What this task involves: The records below should be written out again, exactly.

* start Stored rows *

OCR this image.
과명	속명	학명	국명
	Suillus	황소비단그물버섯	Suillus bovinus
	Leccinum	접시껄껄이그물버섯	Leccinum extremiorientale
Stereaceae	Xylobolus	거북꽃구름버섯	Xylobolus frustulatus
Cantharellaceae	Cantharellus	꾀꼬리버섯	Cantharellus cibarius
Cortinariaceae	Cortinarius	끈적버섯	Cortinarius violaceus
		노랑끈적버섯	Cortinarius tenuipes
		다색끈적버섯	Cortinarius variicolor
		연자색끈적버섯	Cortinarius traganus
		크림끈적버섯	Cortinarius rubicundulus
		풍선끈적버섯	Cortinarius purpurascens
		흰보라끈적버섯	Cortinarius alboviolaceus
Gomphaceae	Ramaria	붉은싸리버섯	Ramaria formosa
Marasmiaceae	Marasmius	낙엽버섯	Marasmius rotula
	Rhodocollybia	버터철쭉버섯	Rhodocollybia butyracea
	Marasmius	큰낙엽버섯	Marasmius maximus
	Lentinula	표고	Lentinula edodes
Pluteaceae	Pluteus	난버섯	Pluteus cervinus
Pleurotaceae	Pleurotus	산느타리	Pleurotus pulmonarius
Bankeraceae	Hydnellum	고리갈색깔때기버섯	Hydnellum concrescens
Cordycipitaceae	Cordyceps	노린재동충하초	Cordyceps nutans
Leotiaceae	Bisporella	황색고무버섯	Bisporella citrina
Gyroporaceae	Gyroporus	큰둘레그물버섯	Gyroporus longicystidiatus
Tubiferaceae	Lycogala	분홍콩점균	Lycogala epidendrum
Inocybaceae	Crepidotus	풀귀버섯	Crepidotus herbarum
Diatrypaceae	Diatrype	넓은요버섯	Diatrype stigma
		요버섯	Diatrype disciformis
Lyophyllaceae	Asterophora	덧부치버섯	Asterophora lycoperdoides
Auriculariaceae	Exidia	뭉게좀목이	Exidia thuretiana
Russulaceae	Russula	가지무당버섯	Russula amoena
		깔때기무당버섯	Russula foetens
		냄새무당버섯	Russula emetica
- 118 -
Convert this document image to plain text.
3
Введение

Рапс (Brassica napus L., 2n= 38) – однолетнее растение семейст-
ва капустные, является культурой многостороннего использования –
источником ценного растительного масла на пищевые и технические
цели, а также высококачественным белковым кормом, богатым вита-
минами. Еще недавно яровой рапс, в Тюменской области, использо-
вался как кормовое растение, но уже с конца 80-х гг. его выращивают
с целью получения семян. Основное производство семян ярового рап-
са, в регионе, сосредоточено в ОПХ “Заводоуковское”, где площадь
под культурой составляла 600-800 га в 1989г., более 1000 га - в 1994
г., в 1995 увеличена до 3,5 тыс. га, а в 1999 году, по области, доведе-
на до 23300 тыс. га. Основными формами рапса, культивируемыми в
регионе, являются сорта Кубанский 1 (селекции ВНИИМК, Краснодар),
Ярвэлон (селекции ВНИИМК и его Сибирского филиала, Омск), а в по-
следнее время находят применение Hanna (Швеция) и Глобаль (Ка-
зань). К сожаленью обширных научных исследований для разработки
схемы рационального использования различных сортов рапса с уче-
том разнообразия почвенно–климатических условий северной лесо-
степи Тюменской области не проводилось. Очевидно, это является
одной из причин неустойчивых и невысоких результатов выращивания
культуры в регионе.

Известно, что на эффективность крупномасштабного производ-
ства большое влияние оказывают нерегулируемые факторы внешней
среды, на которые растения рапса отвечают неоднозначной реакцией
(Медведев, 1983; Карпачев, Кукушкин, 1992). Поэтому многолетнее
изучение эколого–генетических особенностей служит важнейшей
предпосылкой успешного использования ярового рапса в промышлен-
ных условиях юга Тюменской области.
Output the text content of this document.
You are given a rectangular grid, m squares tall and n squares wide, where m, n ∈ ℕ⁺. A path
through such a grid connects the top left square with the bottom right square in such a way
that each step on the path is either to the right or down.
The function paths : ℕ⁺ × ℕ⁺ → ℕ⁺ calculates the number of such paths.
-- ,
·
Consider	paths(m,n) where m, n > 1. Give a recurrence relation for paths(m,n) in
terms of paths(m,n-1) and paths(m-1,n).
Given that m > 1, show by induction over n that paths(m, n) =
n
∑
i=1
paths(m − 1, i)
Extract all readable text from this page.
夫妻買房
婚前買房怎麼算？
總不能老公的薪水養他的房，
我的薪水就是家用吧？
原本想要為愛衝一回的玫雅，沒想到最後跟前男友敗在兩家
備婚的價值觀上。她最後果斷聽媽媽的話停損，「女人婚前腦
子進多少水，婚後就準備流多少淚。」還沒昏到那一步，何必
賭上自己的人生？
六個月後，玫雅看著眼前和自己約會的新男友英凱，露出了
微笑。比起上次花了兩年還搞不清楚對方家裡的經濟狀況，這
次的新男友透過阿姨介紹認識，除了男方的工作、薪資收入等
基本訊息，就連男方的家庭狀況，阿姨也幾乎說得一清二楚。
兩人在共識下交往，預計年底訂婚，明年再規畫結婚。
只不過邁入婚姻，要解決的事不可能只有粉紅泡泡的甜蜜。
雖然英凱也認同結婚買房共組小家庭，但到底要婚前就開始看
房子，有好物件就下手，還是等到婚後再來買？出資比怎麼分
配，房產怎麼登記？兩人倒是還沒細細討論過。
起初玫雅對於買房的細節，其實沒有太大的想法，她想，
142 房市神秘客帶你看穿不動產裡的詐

* end Stored rows *

Response:
OCR this image.
과명	속명	학명	국명
	Suillus	황소비단그물버섯	Suillus bovinus
	Leccinum	접시껄껄이그물버섯	Leccinum extremiorientale
Stereaceae	Xylobolus	거북꽃구름버섯	Xylobolus frustulatus
Cantharellaceae	Cantharellus	꾀꼬리버섯	Cantharellus cibarius
Cortinariaceae	Cortinarius	끈적버섯	Cortinarius violaceus
		노랑끈적버섯	Cortinarius tenuipes
		다색끈적버섯	Cortinarius variicolor
		연자색끈적버섯	Cortinarius traganus
		크림끈적버섯	Cortinarius rubicundulus
		풍선끈적버섯	Cortinarius purpurascens
		흰보라끈적버섯	Cortinarius alboviolaceus
Gomphaceae	Ramaria	붉은싸리버섯	Ramaria formosa
Marasmiaceae	Marasmius	낙엽버섯	Marasmius rotula
	Rhodocollybia	버터철쭉버섯	Rhodocollybia butyracea
	Marasmius	큰낙엽버섯	Marasmius maximus
	Lentinula	표고	Lentinula edodes
Pluteaceae	Pluteus	난버섯	Pluteus cervinus
Pleurotaceae	Pleurotus	산느타리	Pleurotus pulmonarius
Bankeraceae	Hydnellum	고리갈색깔때기버섯	Hydnellum concrescens
Cordycipitaceae	Cordyceps	노린재동충하초	Cordyceps nutans
Leotiaceae	Bisporella	황색고무버섯	Bisporella citrina
Gyroporaceae	Gyroporus	큰둘레그물버섯	Gyroporus longicystidiatus
Tubiferaceae	Lycogala	분홍콩점균	Lycogala epidendrum
Inocybaceae	Crepidotus	풀귀버섯	Crepidotus herbarum
Diatrypaceae	Diatrype	넓은요버섯	Diatrype stigma
		요버섯	Diatrype disciformis
Lyophyllaceae	Asterophora	덧부치버섯	Asterophora lycoperdoides
Auriculariaceae	Exidia	뭉게좀목이	Exidia thuretiana
Russulaceae	Russula	가지무당버섯	Russula amoena
		깔때기무당버섯	Russula foetens
		냄새무당버섯	Russula emetica
- 118 -
Convert this document image to plain text.
3
Введение

Рапс (Brassica napus L., 2n= 38) – однолетнее растение семейст-
ва капустные, является культурой многостороннего использования –
источником ценного растительного масла на пищевые и технические
цели, а также высококачественным белковым кормом, богатым вита-
минами. Еще недавно яровой рапс, в Тюменской области, использо-
вался как кормовое растение, но уже с конца 80-х гг. его выращивают
с целью получения семян. Основное производство семян ярового рап-
са, в регионе, сосредоточено в ОПХ “Заводоуковское”, где площадь
под культурой составляла 600-800 га в 1989г., более 1000 га - в 1994
г., в 1995 увеличена до 3,5 тыс. га, а в 1999 году, по области, доведе-
на до 23300 тыс. га. Основными формами рапса, культивируемыми в
регионе, являются сорта Кубанский 1 (селекции ВНИИМК, Краснодар),
Ярвэлон (селекции ВНИИМК и его Сибирского филиала, Омск), а в по-
следнее время находят применение Hanna (Швеция) и Глобаль (Ка-
зань). К сожаленью обширных научных исследований для разработки
схемы рационального использования различных сортов рапса с уче-
том разнообразия почвенно–климатических условий северной лесо-
степи Тюменской области не проводилось. Очевидно, это является
одной из причин неустойчивых и невысоких результатов выращивания
культуры в регионе.

Известно, что на эффективность крупномасштабного производ-
ства большое влияние оказывают нерегулируемые факторы внешней
среды, на которые растения рапса отвечают неоднозначной реакцией
(Медведев, 1983; Карпачев, Кукушкин, 1992). Поэтому многолетнее
изучение эколого–генетических особенностей служит важнейшей
предпосылкой успешного использования ярового рапса в промышлен-
ных условиях юга Тюменской области.
Output the text content of this document.
You are given a rectangular grid, m squares tall and n squares wide, where m, n ∈ ℕ⁺. A path
through such a grid connects the top left square with the bottom right square in such a way
that each step on the path is either to the right or down.
The function paths : ℕ⁺ × ℕ⁺ → ℕ⁺ calculates the number of such paths.
-- ,
·
Consider	paths(m,n) where m, n > 1. Give a recurrence relation for paths(m,n) in
terms of paths(m,n-1) and paths(m-1,n).
Given that m > 1, show by induction over n that paths(m, n) =
n
∑
i=1
paths(m − 1, i)
Extract all readable text from this page.
夫妻買房
婚前買房怎麼算？
總不能老公的薪水養他的房，
我的薪水就是家用吧？
原本想要為愛衝一回的玫雅，沒想到最後跟前男友敗在兩家
備婚的價值觀上。她最後果斷聽媽媽的話停損，「女人婚前腦
子進多少水，婚後就準備流多少淚。」還沒昏到那一步，何必
賭上自己的人生？
六個月後，玫雅看著眼前和自己約會的新男友英凱，露出了
微笑。比起上次花了兩年還搞不清楚對方家裡的經濟狀況，這
次的新男友透過阿姨介紹認識，除了男方的工作、薪資收入等
基本訊息，就連男方的家庭狀況，阿姨也幾乎說得一清二楚。
兩人在共識下交往，預計年底訂婚，明年再規畫結婚。
只不過邁入婚姻，要解決的事不可能只有粉紅泡泡的甜蜜。
雖然英凱也認同結婚買房共組小家庭，但到底要婚前就開始看
房子，有好物件就下手，還是等到婚後再來買？出資比怎麼分
配，房產怎麼登記？兩人倒是還沒細細討論過。
起初玫雅對於買房的細節，其實沒有太大的想法，她想，
142 房市神秘客帶你看穿不動產裡的詐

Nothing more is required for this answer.